Identify every line in the records below that contains the word "name", and copy each of those lines.

# start of MATERIAL PROVIDED

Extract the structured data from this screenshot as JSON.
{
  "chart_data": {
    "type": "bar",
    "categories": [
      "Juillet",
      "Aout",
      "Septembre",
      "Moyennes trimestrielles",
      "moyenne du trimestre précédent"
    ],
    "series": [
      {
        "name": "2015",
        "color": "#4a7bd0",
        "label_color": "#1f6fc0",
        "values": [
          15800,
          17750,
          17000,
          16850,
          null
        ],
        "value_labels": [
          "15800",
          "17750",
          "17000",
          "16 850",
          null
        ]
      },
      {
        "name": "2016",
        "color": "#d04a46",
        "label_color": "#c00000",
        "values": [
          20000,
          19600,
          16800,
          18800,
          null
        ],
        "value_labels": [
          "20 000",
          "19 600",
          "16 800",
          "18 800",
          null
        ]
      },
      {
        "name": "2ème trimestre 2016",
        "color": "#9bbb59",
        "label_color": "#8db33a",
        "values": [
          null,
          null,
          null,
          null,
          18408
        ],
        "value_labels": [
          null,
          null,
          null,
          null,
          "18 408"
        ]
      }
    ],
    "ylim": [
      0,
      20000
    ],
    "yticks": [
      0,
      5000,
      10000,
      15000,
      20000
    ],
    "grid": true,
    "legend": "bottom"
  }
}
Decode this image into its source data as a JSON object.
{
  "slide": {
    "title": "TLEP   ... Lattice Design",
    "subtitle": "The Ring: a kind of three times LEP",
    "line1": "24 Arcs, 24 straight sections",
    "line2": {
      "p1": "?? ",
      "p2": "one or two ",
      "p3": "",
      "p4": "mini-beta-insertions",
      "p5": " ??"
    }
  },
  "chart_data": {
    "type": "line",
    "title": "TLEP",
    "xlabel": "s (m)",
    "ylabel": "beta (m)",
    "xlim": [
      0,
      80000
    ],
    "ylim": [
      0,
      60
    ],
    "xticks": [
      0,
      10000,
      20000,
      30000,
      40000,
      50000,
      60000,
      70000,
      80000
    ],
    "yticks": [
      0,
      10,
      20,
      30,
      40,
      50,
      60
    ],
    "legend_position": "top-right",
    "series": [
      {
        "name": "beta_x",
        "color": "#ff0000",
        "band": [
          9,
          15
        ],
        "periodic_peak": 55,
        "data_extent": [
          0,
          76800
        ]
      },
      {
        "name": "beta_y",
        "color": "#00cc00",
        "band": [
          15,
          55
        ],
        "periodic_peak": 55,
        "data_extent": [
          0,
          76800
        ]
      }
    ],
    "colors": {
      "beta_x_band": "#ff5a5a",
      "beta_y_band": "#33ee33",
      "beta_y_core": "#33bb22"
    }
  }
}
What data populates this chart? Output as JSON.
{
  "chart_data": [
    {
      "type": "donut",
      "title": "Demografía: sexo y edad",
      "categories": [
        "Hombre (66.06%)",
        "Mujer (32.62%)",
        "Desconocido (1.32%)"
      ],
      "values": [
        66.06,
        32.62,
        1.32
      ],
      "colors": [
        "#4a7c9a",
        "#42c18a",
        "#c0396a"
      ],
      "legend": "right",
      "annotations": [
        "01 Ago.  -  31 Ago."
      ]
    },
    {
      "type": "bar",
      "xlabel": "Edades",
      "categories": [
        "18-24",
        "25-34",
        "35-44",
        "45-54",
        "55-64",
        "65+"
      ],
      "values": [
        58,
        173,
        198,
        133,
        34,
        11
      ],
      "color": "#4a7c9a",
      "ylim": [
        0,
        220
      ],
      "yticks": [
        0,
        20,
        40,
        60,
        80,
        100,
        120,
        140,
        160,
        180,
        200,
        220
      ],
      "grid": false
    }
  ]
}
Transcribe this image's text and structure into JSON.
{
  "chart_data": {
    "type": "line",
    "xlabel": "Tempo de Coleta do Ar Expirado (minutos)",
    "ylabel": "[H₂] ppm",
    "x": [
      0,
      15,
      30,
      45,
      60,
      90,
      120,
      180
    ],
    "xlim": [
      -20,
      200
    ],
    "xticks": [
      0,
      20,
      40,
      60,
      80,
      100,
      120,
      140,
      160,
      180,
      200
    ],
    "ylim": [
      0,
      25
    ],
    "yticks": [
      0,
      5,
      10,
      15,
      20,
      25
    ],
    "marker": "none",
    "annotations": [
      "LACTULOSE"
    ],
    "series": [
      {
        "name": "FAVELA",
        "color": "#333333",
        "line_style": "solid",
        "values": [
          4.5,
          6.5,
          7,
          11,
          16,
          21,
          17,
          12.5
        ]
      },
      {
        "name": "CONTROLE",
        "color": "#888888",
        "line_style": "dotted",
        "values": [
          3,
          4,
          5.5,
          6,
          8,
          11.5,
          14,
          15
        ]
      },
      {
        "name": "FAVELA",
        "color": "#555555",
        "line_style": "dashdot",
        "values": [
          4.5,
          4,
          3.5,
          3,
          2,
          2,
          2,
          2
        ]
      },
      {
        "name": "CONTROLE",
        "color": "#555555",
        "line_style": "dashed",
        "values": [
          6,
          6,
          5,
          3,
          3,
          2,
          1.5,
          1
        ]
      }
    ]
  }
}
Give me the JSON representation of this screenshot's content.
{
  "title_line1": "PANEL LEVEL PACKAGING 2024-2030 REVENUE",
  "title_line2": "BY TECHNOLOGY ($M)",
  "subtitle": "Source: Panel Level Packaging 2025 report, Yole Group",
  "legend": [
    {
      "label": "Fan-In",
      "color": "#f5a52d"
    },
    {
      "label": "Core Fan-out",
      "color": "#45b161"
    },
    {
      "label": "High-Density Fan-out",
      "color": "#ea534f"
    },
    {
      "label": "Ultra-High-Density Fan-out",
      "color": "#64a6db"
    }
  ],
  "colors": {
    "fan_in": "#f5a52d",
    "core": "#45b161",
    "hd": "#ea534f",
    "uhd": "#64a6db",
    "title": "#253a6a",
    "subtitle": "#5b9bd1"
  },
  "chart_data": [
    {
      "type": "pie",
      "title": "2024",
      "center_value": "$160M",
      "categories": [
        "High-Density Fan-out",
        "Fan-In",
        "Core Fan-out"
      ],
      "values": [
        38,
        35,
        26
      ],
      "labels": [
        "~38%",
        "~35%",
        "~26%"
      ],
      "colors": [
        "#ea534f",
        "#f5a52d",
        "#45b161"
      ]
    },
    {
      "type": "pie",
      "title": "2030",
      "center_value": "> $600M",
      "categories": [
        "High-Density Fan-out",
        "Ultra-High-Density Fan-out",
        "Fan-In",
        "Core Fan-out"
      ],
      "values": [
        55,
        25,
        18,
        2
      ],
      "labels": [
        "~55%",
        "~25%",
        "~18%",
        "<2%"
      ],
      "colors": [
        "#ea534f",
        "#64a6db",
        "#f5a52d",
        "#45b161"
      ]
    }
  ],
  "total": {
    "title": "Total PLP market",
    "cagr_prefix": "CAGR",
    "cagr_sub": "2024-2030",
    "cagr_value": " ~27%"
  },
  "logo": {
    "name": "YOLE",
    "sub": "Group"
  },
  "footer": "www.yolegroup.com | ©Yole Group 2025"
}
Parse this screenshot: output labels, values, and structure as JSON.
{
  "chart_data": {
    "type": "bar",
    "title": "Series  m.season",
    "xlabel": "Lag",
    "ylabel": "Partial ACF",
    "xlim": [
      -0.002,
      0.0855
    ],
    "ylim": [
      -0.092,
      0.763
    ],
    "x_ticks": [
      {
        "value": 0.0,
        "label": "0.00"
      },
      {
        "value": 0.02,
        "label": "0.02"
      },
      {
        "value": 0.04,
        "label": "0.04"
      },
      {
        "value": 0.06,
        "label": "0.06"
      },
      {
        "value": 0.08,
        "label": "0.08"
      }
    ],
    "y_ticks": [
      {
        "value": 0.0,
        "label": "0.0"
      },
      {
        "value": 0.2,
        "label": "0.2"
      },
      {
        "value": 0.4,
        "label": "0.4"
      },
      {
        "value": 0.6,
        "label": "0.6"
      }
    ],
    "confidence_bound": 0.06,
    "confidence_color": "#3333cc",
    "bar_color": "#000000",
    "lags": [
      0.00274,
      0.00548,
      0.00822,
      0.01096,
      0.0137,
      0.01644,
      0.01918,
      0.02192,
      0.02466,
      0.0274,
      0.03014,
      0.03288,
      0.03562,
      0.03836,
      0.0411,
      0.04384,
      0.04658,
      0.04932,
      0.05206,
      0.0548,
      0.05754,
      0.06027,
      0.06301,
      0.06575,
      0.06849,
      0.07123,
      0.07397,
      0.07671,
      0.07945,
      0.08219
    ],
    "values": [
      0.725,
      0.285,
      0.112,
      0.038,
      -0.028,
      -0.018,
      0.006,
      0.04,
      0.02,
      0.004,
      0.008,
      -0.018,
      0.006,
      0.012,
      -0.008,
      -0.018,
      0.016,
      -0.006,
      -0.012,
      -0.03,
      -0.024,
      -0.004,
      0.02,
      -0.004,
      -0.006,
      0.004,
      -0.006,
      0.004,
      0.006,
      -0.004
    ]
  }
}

# end of MATERIAL PROVIDED

OUTPUT FOR THIS EXERCISE:
        "name": "2015",
        "name": "2016",
        "name": "2ème trimestre 2016",
        "name": "beta_x",
        "name": "beta_y",
        "name": "FAVELA",
        "name": "CONTROLE",
        "name": "FAVELA",
        "name": "CONTROLE",
    "name": "YOLE",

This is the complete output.